For example, a voice activated controller that controls coupling apparatus 100 to normally maintain the motor engaged, may respond to the recited word “manual” to disengage the motor. Optionally, a haptic sensor determines when a human hand touches the mirror, or a control handle attached to mirror, and transmits a signal to a controller to indicate that it should disengage the piezoelectric motor and allow manual control of the mirror. Optionally, the motor or motor mounting frame is coupled to a strain gauge that generates signals when manual orientation of the mirror is attempted and the motor is engaged and the controller disengages the motor responsive to the strain gauge signals.

Whereas in the above description of a moving mirror, a coupling apparatus is controlled by controlling an SMA component to disengage or engage a piezoelectric motor, in some embodiments of a moving mirror, the motor is controlled to disengage by controlling the motor to “idle”. When idling, the motor is excited so that the friction nub vibrates substantially only in a direction perpendicular to a surface region of the surface that the friction nub contacts.

FIGS. 8A-8D schematically show operation of a reflex action device (RAD) configured as a lock 310 in accordance with an embodiment of the invention. Lock 310 has a locked and unlocked state and optionally comprises a bolt 311, which is biased by a bolt coil spring 312 supported on a back plate 313. Bolt 311 has a default position shown in FIG. 8A in which the bolt seats in a catch 314 and lock 310 is in the locked state. In the figures, lock 310 is shown in a side view.

Bolt 311 is coupled to a piezoelectric motor 20, optionally by an SMA coupling apparatus schematically represented by a coil spring 320. Piezoelectric motor 20, by way of example, is similar to piezoelectric motor 20 shown in FIG. 1 and comprises a thin rectangular piezoelectric plate 22 having two diagonally opposed quadrant electrodes 28 and two diagonally opposed quadrant electrodes 29 on a first face surface thereof and a friction nub 27. A fifth electrode, not shown, is located on a second face surface of piezoelectric plate 22 opposite the face surface on which the quadrant electrodes 28 and 29 are located and covers substantially all the second side. Optionally, diagonally opposite quadrant electrodes 28 are electrically connected, as are diagonally opposite quadrant electrodes 29. Diagonal electrodes 28 are optionally floating or are optionally connected to ground, as shown in FIGS. 8A-8D. Optionally, the fifth electrode and coupling apparatus 320 are connected to ground by a suitable connection represented by a ground wire 316.

By way of example, SMA coupling apparatus 320 is configured to normally resiliently urge piezoelectric motor 20 so that its friction nub 27 presses on bolt 311 with sufficient force so that the motor is engaged. The motor is disengaged from bolt 311 when suitable power is supplied to the coupling apparatus. When engaged, piezoelectric motor 20 is operable to move bolt 311 to compress bolt bias spring 312 and extract the bolt from catch 314. Coupling apparatus 320 is optionally any coupling apparatus schematically shown in FIG. 1-FIG. 4, such as coupling apparatus 40, 70, 270, 80, 280, 300 and 100.

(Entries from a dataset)
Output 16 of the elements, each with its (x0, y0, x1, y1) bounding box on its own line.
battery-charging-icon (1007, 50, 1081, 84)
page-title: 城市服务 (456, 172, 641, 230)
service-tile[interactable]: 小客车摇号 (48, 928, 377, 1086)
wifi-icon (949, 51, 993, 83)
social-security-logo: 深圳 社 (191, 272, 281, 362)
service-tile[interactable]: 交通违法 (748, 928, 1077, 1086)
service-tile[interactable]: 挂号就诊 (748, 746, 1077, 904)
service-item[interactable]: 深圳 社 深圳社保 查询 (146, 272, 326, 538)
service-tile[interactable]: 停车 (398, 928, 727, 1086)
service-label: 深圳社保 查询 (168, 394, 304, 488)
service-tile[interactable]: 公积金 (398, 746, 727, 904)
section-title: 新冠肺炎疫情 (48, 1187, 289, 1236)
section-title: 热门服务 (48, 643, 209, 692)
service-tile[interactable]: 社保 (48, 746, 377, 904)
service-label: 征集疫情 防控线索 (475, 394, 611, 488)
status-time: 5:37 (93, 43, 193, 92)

◆ Written tasks:
1/ Answer these questions using the source text.
(a) Which spoken word may the voice activated controller respond to by disengaging the motor?
(b) When the motor idles, in what direction does the friction nub vibrate?
(c) What supports bolt coil spring 312?
2/ Print the records from their first line up to and including the line with "wifi-icon (949, 51, 993, 83)", reproducing each line exactly.

◆ Exercise results:
1/
(a) "manual"
(b) Substantially only in a direction perpendicular to a surface region of the surface that the friction nub contacts.
(c) A back plate 313.

2/
Output 16 of the elements, each with its (x0, y0, x1, y1) bounding box on its own line.
battery-charging-icon (1007, 50, 1081, 84)
page-title: 城市服务 (456, 172, 641, 230)
service-tile[interactable]: 小客车摇号 (48, 928, 377, 1086)
wifi-icon (949, 51, 993, 83)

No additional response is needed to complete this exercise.